*Texte du document:*
▼

L'éthiqueAssurément l’œuvre la plus magistrale de Spinoza. Ce qui n’est pas peu dire.
Je conseille à tous de la lire en édition pléiade car la traduction est beaucoup plus simple et fidèle.
Spinoza est le seul philosophe pour l’instant où aucune faille logique n’a pu être décelée dans son système philosophique. Non pas qu’il soit parfait, mais simplement parce que logiquement, si l’on accepte les hypothèses de départ alors le reste de l’argumentation est valide également.
Le début de l’argumentation de l’éthique ayant pour sujet la nature de l’homme et celle de Dieu alors les hypothèses si elles ne sont pas farfelues ne peuvent être remises en cause.
Un de mes professeurs Monsieur Monnoyer déclarait que lorsque l’on adhère au spinozisme il est très dur d’en sortir car ce système s’auto-suffit à n’importe quel argumentation sur n’importe quel sujet.
Comment un philosophe aussi ingénieux n’a t-il pas la popularité d’un Kant, d’un Descartes ou d’un Platon ?

▲

*Données d'entrée:*
▼

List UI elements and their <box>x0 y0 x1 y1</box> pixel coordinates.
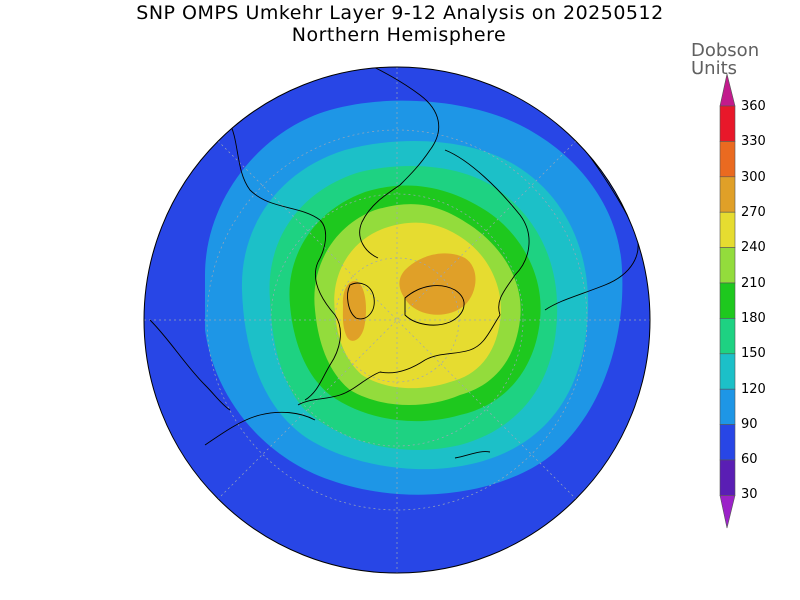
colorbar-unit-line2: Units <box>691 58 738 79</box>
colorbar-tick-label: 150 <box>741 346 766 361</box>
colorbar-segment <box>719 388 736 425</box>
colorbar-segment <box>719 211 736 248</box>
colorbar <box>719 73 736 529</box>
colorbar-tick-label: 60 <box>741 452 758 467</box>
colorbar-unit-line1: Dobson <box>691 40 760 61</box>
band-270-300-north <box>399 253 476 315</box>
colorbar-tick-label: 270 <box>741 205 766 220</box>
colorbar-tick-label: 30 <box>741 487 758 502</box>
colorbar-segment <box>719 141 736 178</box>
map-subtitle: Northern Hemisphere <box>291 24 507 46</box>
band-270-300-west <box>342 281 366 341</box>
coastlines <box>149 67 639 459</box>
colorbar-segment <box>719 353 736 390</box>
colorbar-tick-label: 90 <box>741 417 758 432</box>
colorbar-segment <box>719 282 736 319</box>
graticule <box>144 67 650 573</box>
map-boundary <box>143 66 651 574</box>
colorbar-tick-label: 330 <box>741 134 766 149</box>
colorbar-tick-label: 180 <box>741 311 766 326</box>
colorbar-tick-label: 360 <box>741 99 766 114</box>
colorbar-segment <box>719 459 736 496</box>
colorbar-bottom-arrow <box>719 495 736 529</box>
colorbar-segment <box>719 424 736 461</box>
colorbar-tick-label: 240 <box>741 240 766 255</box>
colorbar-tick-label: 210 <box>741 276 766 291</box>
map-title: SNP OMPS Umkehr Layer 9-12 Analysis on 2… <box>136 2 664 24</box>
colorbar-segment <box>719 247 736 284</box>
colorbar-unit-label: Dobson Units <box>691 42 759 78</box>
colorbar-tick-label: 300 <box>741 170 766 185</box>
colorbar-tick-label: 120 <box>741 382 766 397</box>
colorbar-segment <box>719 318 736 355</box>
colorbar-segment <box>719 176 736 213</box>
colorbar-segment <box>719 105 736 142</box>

▲
▼

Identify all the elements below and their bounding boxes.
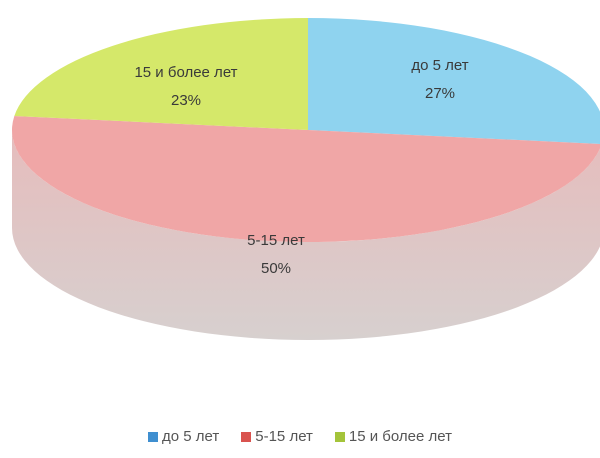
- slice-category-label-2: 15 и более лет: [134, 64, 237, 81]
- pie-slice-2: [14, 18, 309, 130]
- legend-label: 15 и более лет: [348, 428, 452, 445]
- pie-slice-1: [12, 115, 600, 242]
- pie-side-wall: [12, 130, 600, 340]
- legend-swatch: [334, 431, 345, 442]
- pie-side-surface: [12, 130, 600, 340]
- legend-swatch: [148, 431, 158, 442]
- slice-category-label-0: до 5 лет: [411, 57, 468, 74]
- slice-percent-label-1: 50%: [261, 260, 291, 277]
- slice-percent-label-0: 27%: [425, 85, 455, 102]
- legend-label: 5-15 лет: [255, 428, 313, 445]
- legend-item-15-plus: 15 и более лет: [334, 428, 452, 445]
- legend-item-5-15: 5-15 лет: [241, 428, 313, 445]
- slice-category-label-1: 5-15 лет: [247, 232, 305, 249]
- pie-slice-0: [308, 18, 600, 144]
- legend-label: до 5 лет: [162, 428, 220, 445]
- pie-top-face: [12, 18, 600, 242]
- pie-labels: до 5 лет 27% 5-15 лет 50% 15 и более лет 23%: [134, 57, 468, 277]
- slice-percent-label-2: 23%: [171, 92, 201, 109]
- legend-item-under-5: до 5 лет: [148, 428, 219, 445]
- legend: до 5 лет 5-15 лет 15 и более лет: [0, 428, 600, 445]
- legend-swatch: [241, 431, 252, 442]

▲

*Liste des tâches:*
**a.** Recopiez telles quelles les lignes des enregistrements, et elles seules, en commençant à la ligne qui contient « colorbar-unit-line2: Units <box>691 » et en vous arrêtant après celle qui contient « colorbar-unit-line1: Dobson <box>691 ».
**b.** Reprenez le texte sur l'Éthique de Spinoza et poursuivez-le après sa dernière phrase.

*Réponses aux tâches:*
**a.**
colorbar-unit-line2: Units <box>691 58 738 79</box>
colorbar-tick-label: 150 <box>741 346 766 361</box>
colorbar-segment <box>719 388 736 425</box>
colorbar-segment <box>719 211 736 248</box>
colorbar <box>719 73 736 529</box>
colorbar-tick-label: 60 <box>741 452 758 467</box>
colorbar-unit-line1: Dobson <box>691 40 760 61</box>

**b.**
Plusieurs raisons : la première est qu’il n’a jamais eu l’art d’argumenter avec beaucoup de poigne et d’impact il se contentait de la validité logique au contraire d’un Kant qui déclarait ouvertement que « tout le monde avant lui s’était fourvoyé dans un océan d’incertitudes conduisant aux plus grandes erreurs ».
La seconde est qu’il n’est peu populaire qu’en France où Descartes le français lui est préféré.
En Angleterre c’est l’anglais John Locke, en Allemagne l’allemand Leibniz. Spinoza est ainsi reconnu mais un peu marginalisé en France si bien qu’il m’a fallu l’étudier seul l’université n’y trouvant aucun intérêt. Par contre j’ai eu du Descartes à toutes les sauces.
Vous me direz je prêche peut être pour le philosophe que j’aime. Mais il a été reconnu que la nature de l’homme décrite par Spinoza était conforté par les neuro-sciences, celle de Descartes infirmée.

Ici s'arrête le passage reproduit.